Records to use.
☆ ☆ ☆ ☆ ☆ ☆ ☆

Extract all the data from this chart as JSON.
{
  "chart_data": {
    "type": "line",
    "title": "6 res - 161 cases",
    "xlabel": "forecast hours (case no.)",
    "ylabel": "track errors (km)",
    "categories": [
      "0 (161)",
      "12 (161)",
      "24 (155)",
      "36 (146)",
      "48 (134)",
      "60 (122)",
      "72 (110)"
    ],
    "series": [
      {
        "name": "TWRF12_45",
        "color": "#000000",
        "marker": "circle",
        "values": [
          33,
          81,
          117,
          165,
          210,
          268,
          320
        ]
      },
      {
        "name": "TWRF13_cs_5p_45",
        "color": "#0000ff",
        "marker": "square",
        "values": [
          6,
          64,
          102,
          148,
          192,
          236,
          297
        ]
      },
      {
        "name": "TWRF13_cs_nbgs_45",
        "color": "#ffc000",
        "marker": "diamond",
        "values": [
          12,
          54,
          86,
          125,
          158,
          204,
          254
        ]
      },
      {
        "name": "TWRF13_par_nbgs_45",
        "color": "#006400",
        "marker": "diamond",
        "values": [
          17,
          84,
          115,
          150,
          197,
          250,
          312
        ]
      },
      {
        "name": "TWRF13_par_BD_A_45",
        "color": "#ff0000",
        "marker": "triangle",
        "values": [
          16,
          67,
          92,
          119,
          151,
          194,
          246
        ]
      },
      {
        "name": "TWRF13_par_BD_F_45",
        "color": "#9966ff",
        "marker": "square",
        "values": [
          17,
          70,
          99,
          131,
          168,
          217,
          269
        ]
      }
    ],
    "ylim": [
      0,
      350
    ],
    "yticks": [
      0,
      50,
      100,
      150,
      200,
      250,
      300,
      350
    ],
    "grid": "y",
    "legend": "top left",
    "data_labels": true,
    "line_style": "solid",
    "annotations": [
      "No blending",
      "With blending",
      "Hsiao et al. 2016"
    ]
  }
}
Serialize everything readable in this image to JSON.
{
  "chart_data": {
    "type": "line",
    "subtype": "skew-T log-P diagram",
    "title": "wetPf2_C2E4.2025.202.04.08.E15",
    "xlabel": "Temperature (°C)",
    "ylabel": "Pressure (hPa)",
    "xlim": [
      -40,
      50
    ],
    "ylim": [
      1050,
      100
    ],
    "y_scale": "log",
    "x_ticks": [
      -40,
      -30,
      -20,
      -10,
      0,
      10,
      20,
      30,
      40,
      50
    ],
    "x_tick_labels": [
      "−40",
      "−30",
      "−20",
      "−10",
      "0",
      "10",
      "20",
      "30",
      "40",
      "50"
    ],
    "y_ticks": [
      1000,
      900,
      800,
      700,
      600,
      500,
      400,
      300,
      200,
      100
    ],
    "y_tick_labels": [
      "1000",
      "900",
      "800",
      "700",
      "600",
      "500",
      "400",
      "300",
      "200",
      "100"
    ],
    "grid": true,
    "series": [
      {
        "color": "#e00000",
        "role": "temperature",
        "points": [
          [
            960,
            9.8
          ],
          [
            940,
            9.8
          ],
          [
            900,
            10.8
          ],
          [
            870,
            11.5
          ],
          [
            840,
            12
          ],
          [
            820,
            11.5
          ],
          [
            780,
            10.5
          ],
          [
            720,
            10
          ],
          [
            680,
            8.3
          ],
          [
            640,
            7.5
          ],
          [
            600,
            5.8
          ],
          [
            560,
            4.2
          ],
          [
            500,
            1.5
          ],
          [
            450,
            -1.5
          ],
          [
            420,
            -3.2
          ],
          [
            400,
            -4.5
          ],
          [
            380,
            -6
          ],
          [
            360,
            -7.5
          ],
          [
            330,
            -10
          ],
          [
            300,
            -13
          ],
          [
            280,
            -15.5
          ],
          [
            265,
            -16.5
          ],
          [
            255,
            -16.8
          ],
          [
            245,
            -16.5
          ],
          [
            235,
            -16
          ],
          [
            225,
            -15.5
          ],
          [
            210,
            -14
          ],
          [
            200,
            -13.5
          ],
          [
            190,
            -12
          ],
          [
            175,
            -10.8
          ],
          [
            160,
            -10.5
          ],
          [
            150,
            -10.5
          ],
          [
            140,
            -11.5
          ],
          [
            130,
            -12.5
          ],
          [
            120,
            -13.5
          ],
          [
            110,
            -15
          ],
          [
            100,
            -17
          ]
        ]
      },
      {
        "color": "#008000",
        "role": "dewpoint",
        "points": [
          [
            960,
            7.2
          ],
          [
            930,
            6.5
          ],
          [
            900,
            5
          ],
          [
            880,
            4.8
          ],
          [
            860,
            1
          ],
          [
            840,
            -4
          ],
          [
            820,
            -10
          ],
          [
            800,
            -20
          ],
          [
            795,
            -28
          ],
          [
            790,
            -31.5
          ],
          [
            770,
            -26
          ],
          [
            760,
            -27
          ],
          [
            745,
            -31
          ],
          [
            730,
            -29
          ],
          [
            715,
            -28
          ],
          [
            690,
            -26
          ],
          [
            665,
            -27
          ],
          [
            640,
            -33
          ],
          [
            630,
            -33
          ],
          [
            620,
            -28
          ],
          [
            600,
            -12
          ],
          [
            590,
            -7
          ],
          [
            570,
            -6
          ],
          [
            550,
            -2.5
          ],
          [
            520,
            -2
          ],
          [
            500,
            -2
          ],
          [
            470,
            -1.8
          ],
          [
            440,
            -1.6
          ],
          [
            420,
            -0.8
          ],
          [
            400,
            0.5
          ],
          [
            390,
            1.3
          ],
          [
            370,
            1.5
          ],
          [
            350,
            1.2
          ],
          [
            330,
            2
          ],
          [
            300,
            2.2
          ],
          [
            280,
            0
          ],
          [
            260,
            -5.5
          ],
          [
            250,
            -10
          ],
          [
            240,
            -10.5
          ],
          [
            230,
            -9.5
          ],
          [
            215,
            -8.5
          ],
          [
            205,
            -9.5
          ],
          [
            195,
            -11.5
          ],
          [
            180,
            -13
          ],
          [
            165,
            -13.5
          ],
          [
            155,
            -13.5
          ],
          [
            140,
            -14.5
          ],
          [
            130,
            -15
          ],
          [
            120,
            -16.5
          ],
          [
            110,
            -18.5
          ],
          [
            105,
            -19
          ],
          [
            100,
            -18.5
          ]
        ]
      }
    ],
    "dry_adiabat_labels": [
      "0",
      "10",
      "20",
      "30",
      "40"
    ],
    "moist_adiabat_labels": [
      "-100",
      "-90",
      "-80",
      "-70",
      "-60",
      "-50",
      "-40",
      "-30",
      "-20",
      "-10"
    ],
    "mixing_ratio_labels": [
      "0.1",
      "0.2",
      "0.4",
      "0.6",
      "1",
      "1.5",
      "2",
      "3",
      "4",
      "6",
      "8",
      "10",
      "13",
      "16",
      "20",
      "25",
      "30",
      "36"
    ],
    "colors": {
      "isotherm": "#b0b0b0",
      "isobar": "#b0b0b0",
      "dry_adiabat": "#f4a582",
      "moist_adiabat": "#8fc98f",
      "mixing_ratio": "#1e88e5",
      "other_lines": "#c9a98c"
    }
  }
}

☆ ☆ ☆ ☆ ☆ ☆ ☆

Exercise goal.
All of the records must be repeated exactly.

Correct output.
Extract all the data from this chart as JSON.
{
  "chart_data": {
    "type": "line",
    "title": "6 res - 161 cases",
    "xlabel": "forecast hours (case no.)",
    "ylabel": "track errors (km)",
    "categories": [
      "0 (161)",
      "12 (161)",
      "24 (155)",
      "36 (146)",
      "48 (134)",
      "60 (122)",
      "72 (110)"
    ],
    "series": [
      {
        "name": "TWRF12_45",
        "color": "#000000",
        "marker": "circle",
        "values": [
          33,
          81,
          117,
          165,
          210,
          268,
          320
        ]
      },
      {
        "name": "TWRF13_cs_5p_45",
        "color": "#0000ff",
        "marker": "square",
        "values": [
          6,
          64,
          102,
          148,
          192,
          236,
          297
        ]
      },
      {
        "name": "TWRF13_cs_nbgs_45",
        "color": "#ffc000",
        "marker": "diamond",
        "values": [
          12,
          54,
          86,
          125,
          158,
          204,
          254
        ]
      },
      {
        "name": "TWRF13_par_nbgs_45",
        "color": "#006400",
        "marker": "diamond",
        "values": [
          17,
          84,
          115,
          150,
          197,
          250,
          312
        ]
      },
      {
        "name": "TWRF13_par_BD_A_45",
        "color": "#ff0000",
        "marker": "triangle",
        "values": [
          16,
          67,
          92,
          119,
          151,
          194,
          246
        ]
      },
      {
        "name": "TWRF13_par_BD_F_45",
        "color": "#9966ff",
        "marker": "square",
        "values": [
          17,
          70,
          99,
          131,
          168,
          217,
          269
        ]
      }
    ],
    "ylim": [
      0,
      350
    ],
    "yticks": [
      0,
      50,
      100,
      150,
      200,
      250,
      300,
      350
    ],
    "grid": "y",
    "legend": "top left",
    "data_labels": true,
    "line_style": "solid",
    "annotations": [
      "No blending",
      "With blending",
      "Hsiao et al. 2016"
    ]
  }
}
Serialize everything readable in this image to JSON.
{
  "chart_data": {
    "type": "line",
    "subtype": "skew-T log-P diagram",
    "title": "wetPf2_C2E4.2025.202.04.08.E15",
    "xlabel": "Temperature (°C)",
    "ylabel": "Pressure (hPa)",
    "xlim": [
      -40,
      50
    ],
    "ylim": [
      1050,
      100
    ],
    "y_scale": "log",
    "x_ticks": [
      -40,
      -30,
      -20,
      -10,
      0,
      10,
      20,
      30,
      40,
      50
    ],
    "x_tick_labels": [
      "−40",
      "−30",
      "−20",
      "−10",
      "0",
      "10",
      "20",
      "30",
      "40",
      "50"
    ],
    "y_ticks": [
      1000,
      900,
      800,
      700,
      600,
      500,
      400,
      300,
      200,
      100
    ],
    "y_tick_labels": [
      "1000",
      "900",
      "800",
      "700",
      "600",
      "500",
      "400",
      "300",
      "200",
      "100"
    ],
    "grid": true,
    "series": [
      {
        "color": "#e00000",
        "role": "temperature",
        "points": [
          [
            960,
            9.8
          ],
          [
            940,
            9.8
          ],
          [
            900,
            10.8
          ],
          [
            870,
            11.5
          ],
          [
            840,
            12
          ],
          [
            820,
            11.5
          ],
          [
            780,
            10.5
          ],
          [
            720,
            10
          ],
          [
            680,
            8.3
          ],
          [
            640,
            7.5
          ],
          [
            600,
            5.8
          ],
          [
            560,
            4.2
          ],
          [
            500,
            1.5
          ],
          [
            450,
            -1.5
          ],
          [
            420,
            -3.2
          ],
          [
            400,
            -4.5
          ],
          [
            380,
            -6
          ],
          [
            360,
            -7.5
          ],
          [
            330,
            -10
          ],
          [
            300,
            -13
          ],
          [
            280,
            -15.5
          ],
          [
            265,
            -16.5
          ],
          [
            255,
            -16.8
          ],
          [
            245,
            -16.5
          ],
          [
            235,
            -16
          ],
          [
            225,
            -15.5
          ],
          [
            210,
            -14
          ],
          [
            200,
            -13.5
          ],
          [
            190,
            -12
          ],
          [
            175,
            -10.8
          ],
          [
            160,
            -10.5
          ],
          [
            150,
            -10.5
          ],
          [
            140,
            -11.5
          ],
          [
            130,
            -12.5
          ],
          [
            120,
            -13.5
          ],
          [
            110,
            -15
          ],
          [
            100,
            -17
          ]
        ]
      },
      {
        "color": "#008000",
        "role": "dewpoint",
        "points": [
          [
            960,
            7.2
          ],
          [
            930,
            6.5
          ],
          [
            900,
            5
          ],
          [
            880,
            4.8
          ],
          [
            860,
            1
          ],
          [
            840,
            -4
          ],
          [
            820,
            -10
          ],
          [
            800,
            -20
          ],
          [
            795,
            -28
          ],
          [
            790,
            -31.5
          ],
          [
            770,
            -26
          ],
          [
            760,
            -27
          ],
          [
            745,
            -31
          ],
          [
            730,
            -29
          ],
          [
            715,
            -28
          ],
          [
            690,
            -26
          ],
          [
            665,
            -27
          ],
          [
            640,
            -33
          ],
          [
            630,
            -33
          ],
          [
            620,
            -28
          ],
          [
            600,
            -12
          ],
          [
            590,
            -7
          ],
          [
            570,
            -6
          ],
          [
            550,
            -2.5
          ],
          [
            520,
            -2
          ],
          [
            500,
            -2
          ],
          [
            470,
            -1.8
          ],
          [
            440,
            -1.6
          ],
          [
            420,
            -0.8
          ],
          [
            400,
            0.5
          ],
          [
            390,
            1.3
          ],
          [
            370,
            1.5
          ],
          [
            350,
            1.2
          ],
          [
            330,
            2
          ],
          [
            300,
            2.2
          ],
          [
            280,
            0
          ],
          [
            260,
            -5.5
          ],
          [
            250,
            -10
          ],
          [
            240,
            -10.5
          ],
          [
            230,
            -9.5
          ],
          [
            215,
            -8.5
          ],
          [
            205,
            -9.5
          ],
          [
            195,
            -11.5
          ],
          [
            180,
            -13
          ],
          [
            165,
            -13.5
          ],
          [
            155,
            -13.5
          ],
          [
            140,
            -14.5
          ],
          [
            130,
            -15
          ],
          [
            120,
            -16.5
          ],
          [
            110,
            -18.5
          ],
          [
            105,
            -19
          ],
          [
            100,
            -18.5
          ]
        ]
      }
    ],
    "dry_adiabat_labels": [
      "0",
      "10",
      "20",
      "30",
      "40"
    ],
    "moist_adiabat_labels": [
      "-100",
      "-90",
      "-80",
      "-70",
      "-60",
      "-50",
      "-40",
      "-30",
      "-20",
      "-10"
    ],
    "mixing_ratio_labels": [
      "0.1",
      "0.2",
      "0.4",
      "0.6",
      "1",
      "1.5",
      "2",
      "3",
      "4",
      "6",
      "8",
      "10",
      "13",
      "16",
      "20",
      "25",
      "30",
      "36"
    ],
    "colors": {
      "isotherm": "#b0b0b0",
      "isobar": "#b0b0b0",
      "dry_adiabat": "#f4a582",
      "moist_adiabat": "#8fc98f",
      "mixing_ratio": "#1e88e5",
      "other_lines": "#c9a98c"
    }
  }
}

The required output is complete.